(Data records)

"""

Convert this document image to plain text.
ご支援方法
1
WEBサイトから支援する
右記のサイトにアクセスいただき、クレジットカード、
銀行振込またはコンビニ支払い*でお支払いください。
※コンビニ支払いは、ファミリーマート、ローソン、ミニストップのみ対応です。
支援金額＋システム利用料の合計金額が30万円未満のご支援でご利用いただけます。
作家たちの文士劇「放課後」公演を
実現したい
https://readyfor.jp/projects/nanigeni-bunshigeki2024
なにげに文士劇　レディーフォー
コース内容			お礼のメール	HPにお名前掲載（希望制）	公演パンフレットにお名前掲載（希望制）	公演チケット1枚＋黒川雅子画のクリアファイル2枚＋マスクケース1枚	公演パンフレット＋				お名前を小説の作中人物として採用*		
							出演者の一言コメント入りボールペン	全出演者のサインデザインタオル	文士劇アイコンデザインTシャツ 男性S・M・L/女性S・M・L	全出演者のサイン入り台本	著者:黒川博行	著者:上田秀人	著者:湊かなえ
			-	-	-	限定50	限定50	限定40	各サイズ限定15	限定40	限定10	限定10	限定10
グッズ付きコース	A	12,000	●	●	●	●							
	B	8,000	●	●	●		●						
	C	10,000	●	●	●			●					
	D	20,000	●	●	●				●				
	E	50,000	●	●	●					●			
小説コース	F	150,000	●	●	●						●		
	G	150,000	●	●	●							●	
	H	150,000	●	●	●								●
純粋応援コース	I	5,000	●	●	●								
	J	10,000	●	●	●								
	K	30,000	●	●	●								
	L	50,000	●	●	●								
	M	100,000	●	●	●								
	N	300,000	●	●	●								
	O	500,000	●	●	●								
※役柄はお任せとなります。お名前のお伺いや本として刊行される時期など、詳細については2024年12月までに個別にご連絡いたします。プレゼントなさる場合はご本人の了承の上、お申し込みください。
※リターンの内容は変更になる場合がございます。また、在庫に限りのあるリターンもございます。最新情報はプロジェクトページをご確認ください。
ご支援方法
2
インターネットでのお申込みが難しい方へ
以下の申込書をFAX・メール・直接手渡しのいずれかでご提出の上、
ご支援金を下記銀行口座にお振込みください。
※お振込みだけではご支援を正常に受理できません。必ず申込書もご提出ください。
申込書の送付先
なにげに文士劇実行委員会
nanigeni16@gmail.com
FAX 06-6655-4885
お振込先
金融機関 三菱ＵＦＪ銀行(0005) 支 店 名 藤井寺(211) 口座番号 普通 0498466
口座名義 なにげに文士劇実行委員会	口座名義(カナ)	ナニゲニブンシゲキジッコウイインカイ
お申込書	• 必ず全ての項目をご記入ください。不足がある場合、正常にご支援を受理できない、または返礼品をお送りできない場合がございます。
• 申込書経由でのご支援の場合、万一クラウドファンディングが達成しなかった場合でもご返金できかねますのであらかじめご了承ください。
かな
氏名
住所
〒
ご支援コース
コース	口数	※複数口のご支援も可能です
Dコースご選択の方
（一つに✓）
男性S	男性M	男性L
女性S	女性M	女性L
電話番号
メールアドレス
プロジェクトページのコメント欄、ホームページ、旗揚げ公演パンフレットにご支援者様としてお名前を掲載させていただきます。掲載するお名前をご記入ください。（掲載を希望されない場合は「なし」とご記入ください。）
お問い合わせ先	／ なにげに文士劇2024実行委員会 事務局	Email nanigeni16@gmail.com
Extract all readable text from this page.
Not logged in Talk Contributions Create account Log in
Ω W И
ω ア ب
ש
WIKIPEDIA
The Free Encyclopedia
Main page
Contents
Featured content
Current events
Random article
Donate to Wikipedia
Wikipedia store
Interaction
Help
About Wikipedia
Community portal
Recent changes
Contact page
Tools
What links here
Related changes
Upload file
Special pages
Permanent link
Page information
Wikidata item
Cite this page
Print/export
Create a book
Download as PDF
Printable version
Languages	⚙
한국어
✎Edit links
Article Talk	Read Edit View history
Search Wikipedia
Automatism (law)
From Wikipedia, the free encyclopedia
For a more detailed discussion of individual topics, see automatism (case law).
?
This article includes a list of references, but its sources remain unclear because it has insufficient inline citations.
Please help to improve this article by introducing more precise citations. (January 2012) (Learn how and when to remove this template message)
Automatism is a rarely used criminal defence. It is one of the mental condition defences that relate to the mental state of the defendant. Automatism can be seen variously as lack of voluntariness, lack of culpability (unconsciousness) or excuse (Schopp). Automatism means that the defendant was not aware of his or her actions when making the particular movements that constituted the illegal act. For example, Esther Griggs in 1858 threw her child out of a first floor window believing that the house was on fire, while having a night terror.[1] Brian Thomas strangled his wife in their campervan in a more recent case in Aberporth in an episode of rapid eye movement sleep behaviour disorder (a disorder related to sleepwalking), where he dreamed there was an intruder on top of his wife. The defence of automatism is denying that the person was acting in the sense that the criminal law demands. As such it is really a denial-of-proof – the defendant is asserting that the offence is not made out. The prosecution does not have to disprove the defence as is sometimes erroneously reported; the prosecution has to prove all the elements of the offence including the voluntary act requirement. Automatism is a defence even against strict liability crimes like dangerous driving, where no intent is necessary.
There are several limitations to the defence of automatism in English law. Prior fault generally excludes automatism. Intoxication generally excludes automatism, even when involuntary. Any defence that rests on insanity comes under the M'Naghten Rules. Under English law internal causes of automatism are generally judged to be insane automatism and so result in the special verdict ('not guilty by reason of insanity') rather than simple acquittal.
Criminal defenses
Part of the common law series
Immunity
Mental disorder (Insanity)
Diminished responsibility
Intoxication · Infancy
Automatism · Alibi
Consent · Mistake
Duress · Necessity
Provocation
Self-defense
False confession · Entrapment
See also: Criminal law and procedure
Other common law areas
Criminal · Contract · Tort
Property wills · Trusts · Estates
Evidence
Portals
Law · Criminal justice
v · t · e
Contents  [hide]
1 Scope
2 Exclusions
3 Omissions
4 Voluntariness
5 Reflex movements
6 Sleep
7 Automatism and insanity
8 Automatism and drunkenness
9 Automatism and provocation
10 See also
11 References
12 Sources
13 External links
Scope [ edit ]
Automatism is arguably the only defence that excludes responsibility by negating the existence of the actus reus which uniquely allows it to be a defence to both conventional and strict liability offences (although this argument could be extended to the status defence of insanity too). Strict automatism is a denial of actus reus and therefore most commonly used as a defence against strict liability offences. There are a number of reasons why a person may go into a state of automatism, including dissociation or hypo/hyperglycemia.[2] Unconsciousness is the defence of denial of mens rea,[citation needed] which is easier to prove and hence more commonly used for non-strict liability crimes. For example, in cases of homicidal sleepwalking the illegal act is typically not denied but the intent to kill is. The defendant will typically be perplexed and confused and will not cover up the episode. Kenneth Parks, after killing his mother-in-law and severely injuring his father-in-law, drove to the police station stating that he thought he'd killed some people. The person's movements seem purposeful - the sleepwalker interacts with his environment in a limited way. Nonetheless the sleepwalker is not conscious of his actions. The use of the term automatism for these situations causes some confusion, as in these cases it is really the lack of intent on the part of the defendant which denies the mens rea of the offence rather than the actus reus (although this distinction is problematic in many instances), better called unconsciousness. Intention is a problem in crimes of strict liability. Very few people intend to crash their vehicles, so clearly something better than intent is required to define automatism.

"""

● **WHAT IS NEEDED**: Collect from the data above every line that includes "Create".

● **RESULT**:
Not logged in Talk Contributions Create account Log in
Create a book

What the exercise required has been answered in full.